Dataset entries:
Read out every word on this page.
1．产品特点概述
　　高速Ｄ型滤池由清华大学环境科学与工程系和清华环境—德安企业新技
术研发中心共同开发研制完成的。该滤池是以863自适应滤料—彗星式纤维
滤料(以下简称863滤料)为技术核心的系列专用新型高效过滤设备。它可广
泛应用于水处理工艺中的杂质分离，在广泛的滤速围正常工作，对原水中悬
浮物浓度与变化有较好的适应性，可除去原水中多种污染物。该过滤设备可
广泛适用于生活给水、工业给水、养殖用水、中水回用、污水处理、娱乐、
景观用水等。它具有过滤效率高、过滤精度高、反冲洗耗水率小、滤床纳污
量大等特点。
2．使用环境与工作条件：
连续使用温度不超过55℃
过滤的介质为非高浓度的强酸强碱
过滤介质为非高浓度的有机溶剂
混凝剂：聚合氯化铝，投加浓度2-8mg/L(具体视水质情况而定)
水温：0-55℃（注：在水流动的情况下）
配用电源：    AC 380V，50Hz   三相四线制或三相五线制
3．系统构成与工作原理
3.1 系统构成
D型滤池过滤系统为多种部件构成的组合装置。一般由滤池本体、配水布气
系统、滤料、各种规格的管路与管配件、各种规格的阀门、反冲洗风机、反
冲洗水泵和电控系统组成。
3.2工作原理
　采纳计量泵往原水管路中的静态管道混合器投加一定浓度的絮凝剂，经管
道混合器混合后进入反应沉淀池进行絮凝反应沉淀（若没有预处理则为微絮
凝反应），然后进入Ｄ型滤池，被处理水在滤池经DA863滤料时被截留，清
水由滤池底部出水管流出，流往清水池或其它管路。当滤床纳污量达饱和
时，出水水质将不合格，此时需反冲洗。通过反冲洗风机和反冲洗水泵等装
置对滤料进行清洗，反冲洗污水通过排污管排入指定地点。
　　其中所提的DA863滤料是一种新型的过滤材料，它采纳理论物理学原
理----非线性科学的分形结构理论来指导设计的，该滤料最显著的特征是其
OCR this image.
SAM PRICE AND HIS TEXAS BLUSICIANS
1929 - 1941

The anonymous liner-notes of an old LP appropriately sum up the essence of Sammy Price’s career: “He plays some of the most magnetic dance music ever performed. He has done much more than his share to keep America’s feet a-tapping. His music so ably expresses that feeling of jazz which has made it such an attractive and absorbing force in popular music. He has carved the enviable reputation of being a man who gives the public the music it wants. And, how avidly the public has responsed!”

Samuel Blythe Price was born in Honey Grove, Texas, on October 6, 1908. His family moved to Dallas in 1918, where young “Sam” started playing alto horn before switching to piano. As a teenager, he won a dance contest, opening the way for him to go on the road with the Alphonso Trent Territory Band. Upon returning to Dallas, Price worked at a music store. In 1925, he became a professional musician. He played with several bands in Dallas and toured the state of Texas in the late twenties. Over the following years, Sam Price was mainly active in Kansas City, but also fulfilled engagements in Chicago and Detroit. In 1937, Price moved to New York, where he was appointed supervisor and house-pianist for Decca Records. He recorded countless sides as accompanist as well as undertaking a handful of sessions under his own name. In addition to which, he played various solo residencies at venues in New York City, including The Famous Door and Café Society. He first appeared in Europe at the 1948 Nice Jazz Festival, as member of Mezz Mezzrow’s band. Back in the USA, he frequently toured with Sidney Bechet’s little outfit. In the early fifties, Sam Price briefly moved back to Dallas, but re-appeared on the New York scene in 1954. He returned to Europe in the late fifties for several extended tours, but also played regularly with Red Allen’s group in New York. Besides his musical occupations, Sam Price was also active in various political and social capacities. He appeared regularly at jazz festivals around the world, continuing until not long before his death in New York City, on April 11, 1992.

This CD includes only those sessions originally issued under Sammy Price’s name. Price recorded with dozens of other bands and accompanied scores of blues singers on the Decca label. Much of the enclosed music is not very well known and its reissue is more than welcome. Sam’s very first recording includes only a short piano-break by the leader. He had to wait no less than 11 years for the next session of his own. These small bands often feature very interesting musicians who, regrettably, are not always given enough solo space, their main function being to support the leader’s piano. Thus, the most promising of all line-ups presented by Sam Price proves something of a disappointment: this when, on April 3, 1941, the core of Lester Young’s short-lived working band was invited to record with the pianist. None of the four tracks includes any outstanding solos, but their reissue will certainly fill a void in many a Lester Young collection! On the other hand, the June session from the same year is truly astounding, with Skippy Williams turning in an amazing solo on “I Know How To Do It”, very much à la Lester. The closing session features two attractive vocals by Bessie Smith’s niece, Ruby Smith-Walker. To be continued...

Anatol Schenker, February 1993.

What to work on:
Please set down each line of the records exactly as given.

Full answer:
Read out every word on this page.
1．产品特点概述
　　高速Ｄ型滤池由清华大学环境科学与工程系和清华环境—德安企业新技
术研发中心共同开发研制完成的。该滤池是以863自适应滤料—彗星式纤维
滤料(以下简称863滤料)为技术核心的系列专用新型高效过滤设备。它可广
泛应用于水处理工艺中的杂质分离，在广泛的滤速围正常工作，对原水中悬
浮物浓度与变化有较好的适应性，可除去原水中多种污染物。该过滤设备可
广泛适用于生活给水、工业给水、养殖用水、中水回用、污水处理、娱乐、
景观用水等。它具有过滤效率高、过滤精度高、反冲洗耗水率小、滤床纳污
量大等特点。
2．使用环境与工作条件：
连续使用温度不超过55℃
过滤的介质为非高浓度的强酸强碱
过滤介质为非高浓度的有机溶剂
混凝剂：聚合氯化铝，投加浓度2-8mg/L(具体视水质情况而定)
水温：0-55℃（注：在水流动的情况下）
配用电源：    AC 380V，50Hz   三相四线制或三相五线制
3．系统构成与工作原理
3.1 系统构成
D型滤池过滤系统为多种部件构成的组合装置。一般由滤池本体、配水布气
系统、滤料、各种规格的管路与管配件、各种规格的阀门、反冲洗风机、反
冲洗水泵和电控系统组成。
3.2工作原理
　采纳计量泵往原水管路中的静态管道混合器投加一定浓度的絮凝剂，经管
道混合器混合后进入反应沉淀池进行絮凝反应沉淀（若没有预处理则为微絮
凝反应），然后进入Ｄ型滤池，被处理水在滤池经DA863滤料时被截留，清
水由滤池底部出水管流出，流往清水池或其它管路。当滤床纳污量达饱和
时，出水水质将不合格，此时需反冲洗。通过反冲洗风机和反冲洗水泵等装
置对滤料进行清洗，反冲洗污水通过排污管排入指定地点。
　　其中所提的DA863滤料是一种新型的过滤材料，它采纳理论物理学原
理----非线性科学的分形结构理论来指导设计的，该滤料最显著的特征是其
OCR this image.
SAM PRICE AND HIS TEXAS BLUSICIANS
1929 - 1941

The anonymous liner-notes of an old LP appropriately sum up the essence of Sammy Price’s career: “He plays some of the most magnetic dance music ever performed. He has done much more than his share to keep America’s feet a-tapping. His music so ably expresses that feeling of jazz which has made it such an attractive and absorbing force in popular music. He has carved the enviable reputation of being a man who gives the public the music it wants. And, how avidly the public has responsed!”

Samuel Blythe Price was born in Honey Grove, Texas, on October 6, 1908. His family moved to Dallas in 1918, where young “Sam” started playing alto horn before switching to piano. As a teenager, he won a dance contest, opening the way for him to go on the road with the Alphonso Trent Territory Band. Upon returning to Dallas, Price worked at a music store. In 1925, he became a professional musician. He played with several bands in Dallas and toured the state of Texas in the late twenties. Over the following years, Sam Price was mainly active in Kansas City, but also fulfilled engagements in Chicago and Detroit. In 1937, Price moved to New York, where he was appointed supervisor and house-pianist for Decca Records. He recorded countless sides as accompanist as well as undertaking a handful of sessions under his own name. In addition to which, he played various solo residencies at venues in New York City, including The Famous Door and Café Society. He first appeared in Europe at the 1948 Nice Jazz Festival, as member of Mezz Mezzrow’s band. Back in the USA, he frequently toured with Sidney Bechet’s little outfit. In the early fifties, Sam Price briefly moved back to Dallas, but re-appeared on the New York scene in 1954. He returned to Europe in the late fifties for several extended tours, but also played regularly with Red Allen’s group in New York. Besides his musical occupations, Sam Price was also active in various political and social capacities. He appeared regularly at jazz festivals around the world, continuing until not long before his death in New York City, on April 11, 1992.

This CD includes only those sessions originally issued under Sammy Price’s name. Price recorded with dozens of other bands and accompanied scores of blues singers on the Decca label. Much of the enclosed music is not very well known and its reissue is more than welcome. Sam’s very first recording includes only a short piano-break by the leader. He had to wait no less than 11 years for the next session of his own. These small bands often feature very interesting musicians who, regrettably, are not always given enough solo space, their main function being to support the leader’s piano. Thus, the most promising of all line-ups presented by Sam Price proves something of a disappointment: this when, on April 3, 1941, the core of Lester Young’s short-lived working band was invited to record with the pianist. None of the four tracks includes any outstanding solos, but their reissue will certainly fill a void in many a Lester Young collection! On the other hand, the June session from the same year is truly astounding, with Skippy Williams turning in an amazing solo on “I Know How To Do It”, very much à la Lester. The closing session features two attractive vocals by Bessie Smith’s niece, Ruby Smith-Walker. To be continued...

Anatol Schenker, February 1993.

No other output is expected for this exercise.